Exercise directions: Every line that contains "Your" counts once; give the total number of such lines, with no other words.

Raw records:
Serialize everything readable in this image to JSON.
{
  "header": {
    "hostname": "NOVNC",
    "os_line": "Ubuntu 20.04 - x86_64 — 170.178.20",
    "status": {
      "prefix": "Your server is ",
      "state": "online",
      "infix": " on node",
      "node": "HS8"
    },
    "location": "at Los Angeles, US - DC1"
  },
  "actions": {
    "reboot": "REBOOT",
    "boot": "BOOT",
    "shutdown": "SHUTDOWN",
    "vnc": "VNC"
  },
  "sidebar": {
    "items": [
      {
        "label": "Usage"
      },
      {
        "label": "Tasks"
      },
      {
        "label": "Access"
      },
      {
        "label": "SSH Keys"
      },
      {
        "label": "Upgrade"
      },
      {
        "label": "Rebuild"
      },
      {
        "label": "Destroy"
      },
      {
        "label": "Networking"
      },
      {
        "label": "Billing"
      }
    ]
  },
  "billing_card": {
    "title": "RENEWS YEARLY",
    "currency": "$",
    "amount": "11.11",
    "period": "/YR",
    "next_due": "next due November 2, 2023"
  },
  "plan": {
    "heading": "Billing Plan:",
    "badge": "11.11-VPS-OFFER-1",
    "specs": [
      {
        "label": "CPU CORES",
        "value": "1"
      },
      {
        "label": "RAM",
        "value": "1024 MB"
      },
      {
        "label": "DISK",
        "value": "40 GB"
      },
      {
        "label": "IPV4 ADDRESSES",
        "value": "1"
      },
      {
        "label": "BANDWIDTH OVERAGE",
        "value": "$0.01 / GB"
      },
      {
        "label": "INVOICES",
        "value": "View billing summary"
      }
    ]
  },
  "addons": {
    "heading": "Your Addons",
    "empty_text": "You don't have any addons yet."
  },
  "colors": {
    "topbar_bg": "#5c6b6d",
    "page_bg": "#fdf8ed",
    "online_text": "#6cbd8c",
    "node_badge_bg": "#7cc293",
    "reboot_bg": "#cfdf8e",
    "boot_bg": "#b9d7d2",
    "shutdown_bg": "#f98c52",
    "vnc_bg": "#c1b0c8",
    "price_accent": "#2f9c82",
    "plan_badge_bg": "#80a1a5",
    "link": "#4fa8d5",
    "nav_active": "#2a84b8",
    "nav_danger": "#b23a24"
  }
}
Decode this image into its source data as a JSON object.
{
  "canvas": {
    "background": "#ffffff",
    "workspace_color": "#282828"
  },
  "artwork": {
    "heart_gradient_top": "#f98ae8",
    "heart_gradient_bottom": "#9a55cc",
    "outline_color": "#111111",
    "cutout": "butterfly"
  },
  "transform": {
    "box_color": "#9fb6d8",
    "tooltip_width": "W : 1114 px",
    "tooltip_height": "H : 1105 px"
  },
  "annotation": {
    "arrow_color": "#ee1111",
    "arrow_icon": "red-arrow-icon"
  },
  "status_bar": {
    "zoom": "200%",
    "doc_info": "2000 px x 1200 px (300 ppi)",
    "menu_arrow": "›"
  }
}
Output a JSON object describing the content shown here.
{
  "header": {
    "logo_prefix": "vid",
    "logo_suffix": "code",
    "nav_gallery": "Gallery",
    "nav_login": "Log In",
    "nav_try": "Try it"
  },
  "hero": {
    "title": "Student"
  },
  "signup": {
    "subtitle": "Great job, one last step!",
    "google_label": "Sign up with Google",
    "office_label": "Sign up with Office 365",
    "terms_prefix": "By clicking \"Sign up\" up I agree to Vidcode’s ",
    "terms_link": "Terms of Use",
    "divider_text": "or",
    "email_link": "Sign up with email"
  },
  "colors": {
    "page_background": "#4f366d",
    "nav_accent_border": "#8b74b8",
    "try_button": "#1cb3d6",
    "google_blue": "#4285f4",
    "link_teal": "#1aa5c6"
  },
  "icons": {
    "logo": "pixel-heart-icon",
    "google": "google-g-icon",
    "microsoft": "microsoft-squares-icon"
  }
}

Answer: 2